* **RECORDS FOR THIS TASK**
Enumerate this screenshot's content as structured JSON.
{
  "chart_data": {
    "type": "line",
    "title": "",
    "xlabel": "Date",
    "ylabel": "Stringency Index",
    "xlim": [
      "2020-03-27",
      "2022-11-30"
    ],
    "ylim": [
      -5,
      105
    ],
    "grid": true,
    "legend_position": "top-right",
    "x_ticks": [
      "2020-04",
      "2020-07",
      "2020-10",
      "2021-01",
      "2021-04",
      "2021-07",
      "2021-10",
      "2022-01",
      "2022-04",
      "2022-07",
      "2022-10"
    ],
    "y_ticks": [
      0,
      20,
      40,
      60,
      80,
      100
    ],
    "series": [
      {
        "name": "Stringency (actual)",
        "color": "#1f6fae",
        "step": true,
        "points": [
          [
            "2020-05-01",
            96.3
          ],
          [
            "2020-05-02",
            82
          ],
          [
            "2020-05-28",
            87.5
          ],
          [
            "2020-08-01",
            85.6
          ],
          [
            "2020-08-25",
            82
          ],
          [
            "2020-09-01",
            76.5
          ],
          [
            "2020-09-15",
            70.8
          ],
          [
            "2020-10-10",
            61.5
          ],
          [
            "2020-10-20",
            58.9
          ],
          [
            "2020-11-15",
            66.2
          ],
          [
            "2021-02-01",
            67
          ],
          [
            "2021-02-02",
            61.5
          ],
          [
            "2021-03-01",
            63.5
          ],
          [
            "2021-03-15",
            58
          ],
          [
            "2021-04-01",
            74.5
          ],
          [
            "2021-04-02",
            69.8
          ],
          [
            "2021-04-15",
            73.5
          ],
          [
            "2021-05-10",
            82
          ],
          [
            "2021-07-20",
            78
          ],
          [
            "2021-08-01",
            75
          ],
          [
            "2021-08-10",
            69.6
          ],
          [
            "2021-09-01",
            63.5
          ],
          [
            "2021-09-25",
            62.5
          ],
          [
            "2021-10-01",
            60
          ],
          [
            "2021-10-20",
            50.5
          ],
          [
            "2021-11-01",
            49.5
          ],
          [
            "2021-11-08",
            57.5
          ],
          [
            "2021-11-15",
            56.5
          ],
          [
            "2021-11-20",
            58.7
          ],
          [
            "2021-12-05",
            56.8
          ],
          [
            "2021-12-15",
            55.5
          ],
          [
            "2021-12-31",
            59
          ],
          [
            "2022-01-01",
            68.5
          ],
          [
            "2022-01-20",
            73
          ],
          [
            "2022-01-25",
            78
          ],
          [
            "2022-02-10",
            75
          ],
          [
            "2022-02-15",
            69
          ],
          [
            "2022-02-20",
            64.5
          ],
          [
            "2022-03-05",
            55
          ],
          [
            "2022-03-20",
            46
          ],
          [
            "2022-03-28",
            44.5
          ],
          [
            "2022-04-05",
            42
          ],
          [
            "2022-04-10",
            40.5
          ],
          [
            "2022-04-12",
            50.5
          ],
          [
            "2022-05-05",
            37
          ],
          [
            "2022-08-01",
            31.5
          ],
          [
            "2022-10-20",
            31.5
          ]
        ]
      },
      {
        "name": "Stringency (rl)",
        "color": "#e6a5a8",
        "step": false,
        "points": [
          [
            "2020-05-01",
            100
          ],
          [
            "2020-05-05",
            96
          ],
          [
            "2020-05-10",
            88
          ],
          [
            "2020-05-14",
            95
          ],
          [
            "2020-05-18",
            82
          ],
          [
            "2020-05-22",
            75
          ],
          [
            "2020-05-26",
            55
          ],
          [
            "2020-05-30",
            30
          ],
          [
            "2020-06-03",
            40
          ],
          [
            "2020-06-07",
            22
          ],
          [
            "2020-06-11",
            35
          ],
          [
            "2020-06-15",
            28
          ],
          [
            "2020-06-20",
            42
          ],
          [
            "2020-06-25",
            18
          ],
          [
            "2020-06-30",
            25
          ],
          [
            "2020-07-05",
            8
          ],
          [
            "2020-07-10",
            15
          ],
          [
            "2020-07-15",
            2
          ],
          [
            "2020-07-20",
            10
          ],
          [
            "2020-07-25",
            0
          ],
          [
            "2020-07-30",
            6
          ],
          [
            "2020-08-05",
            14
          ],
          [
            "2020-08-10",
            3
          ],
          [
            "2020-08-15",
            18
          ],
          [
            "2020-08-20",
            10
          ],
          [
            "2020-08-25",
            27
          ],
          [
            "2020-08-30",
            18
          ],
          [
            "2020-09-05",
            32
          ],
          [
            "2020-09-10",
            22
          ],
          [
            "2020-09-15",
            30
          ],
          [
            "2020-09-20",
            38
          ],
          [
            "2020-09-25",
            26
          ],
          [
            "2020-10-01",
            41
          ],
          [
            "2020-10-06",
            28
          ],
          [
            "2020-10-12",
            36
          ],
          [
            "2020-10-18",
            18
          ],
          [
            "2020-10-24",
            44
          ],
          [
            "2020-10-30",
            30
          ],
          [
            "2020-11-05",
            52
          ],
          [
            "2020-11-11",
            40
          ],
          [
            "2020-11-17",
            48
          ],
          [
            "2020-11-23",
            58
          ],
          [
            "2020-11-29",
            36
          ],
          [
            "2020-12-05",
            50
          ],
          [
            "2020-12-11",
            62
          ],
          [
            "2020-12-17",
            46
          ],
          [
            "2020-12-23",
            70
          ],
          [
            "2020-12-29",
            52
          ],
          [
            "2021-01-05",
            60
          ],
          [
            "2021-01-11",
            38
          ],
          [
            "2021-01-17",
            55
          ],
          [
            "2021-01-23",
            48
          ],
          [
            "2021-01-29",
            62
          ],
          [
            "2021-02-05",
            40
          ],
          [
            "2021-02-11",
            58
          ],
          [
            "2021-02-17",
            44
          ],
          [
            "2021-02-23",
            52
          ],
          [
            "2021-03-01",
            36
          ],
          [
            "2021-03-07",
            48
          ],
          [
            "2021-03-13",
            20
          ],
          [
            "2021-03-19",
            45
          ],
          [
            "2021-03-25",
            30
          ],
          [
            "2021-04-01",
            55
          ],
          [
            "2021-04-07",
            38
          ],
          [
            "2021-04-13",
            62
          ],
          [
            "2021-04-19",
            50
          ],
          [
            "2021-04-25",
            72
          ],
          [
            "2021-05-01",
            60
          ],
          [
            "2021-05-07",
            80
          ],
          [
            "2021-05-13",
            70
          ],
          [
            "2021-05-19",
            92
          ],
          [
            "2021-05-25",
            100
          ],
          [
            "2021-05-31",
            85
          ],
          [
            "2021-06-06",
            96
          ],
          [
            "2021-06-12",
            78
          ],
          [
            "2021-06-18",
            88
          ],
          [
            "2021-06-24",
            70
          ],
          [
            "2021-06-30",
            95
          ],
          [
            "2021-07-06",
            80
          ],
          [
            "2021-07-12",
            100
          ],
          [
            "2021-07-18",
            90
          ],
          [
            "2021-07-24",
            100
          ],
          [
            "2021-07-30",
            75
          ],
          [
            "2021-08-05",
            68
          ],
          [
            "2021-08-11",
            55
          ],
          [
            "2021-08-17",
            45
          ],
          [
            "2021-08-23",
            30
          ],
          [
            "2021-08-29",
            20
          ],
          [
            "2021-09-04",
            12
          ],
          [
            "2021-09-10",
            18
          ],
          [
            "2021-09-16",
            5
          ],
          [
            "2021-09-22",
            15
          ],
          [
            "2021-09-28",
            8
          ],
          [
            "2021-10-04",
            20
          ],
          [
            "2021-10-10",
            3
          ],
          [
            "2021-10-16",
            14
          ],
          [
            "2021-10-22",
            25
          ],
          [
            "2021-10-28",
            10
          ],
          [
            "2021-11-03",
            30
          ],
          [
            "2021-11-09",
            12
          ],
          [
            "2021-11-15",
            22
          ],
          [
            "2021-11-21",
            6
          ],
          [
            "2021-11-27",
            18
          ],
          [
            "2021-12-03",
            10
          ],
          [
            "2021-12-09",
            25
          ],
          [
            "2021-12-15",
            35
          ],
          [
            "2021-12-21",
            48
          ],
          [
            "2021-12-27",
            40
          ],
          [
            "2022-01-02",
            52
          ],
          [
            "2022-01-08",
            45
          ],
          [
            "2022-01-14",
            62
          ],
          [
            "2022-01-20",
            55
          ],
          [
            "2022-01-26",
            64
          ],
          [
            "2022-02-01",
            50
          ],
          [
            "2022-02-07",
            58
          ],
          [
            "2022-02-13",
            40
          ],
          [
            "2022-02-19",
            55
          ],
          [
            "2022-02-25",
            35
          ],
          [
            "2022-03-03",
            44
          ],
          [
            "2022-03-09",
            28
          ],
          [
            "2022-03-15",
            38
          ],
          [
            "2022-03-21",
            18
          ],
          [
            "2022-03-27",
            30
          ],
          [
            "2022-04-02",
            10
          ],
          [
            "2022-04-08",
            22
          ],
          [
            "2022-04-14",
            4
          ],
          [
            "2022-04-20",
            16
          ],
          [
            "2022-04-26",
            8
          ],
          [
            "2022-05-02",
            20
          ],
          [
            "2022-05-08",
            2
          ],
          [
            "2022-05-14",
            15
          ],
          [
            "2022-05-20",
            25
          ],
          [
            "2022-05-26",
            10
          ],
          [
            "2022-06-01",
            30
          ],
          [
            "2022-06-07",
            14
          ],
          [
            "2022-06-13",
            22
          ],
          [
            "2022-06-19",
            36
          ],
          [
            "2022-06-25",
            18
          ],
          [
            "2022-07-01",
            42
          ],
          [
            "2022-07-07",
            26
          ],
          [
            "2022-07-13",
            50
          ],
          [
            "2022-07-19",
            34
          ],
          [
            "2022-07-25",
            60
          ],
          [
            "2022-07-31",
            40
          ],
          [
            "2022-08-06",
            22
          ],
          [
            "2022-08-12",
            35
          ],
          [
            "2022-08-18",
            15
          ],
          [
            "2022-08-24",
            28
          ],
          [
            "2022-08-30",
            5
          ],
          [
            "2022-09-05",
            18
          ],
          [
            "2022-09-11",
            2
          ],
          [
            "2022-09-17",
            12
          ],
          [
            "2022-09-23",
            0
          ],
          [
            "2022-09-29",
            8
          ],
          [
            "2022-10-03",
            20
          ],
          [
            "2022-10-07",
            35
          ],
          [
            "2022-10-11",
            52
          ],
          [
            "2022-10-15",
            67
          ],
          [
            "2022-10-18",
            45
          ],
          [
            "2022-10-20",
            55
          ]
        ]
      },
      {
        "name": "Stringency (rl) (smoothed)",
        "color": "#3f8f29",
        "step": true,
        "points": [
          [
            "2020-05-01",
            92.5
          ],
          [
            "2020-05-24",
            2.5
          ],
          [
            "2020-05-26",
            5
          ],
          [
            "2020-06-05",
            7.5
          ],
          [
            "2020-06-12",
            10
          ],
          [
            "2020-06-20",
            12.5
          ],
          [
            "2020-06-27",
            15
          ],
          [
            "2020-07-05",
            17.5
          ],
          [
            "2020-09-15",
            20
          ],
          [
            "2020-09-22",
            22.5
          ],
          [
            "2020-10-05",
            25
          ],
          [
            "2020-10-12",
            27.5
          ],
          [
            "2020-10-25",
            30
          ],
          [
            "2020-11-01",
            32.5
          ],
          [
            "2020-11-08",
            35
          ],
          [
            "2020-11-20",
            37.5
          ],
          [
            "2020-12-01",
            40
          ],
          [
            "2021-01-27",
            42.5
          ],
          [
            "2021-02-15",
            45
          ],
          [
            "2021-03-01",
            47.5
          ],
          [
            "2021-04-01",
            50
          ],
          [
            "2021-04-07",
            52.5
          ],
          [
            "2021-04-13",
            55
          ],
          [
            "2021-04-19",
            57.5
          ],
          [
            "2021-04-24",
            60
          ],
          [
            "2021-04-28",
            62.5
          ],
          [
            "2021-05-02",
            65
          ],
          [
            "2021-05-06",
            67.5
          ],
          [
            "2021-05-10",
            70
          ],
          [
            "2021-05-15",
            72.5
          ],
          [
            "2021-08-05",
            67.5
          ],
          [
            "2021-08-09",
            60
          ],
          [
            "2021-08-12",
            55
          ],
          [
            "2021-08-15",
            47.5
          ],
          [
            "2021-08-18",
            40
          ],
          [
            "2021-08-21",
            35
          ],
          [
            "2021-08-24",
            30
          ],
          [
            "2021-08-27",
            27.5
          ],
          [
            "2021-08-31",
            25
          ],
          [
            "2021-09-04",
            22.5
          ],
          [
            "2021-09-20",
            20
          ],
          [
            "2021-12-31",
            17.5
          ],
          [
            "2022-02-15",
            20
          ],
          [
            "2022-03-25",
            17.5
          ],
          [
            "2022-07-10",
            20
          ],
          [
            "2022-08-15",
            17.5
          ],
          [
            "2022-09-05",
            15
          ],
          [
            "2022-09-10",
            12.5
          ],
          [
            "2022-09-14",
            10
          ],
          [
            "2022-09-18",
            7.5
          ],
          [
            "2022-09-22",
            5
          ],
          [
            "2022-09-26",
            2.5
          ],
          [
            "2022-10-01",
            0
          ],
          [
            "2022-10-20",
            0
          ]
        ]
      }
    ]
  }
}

* **TASK BRIEF**
Show all lines from the data above in which the word "color" appears.

* **WRITTEN ANSWER**
        "color": "#1f6fae",
        "color": "#e6a5a8",
        "color": "#3f8f29",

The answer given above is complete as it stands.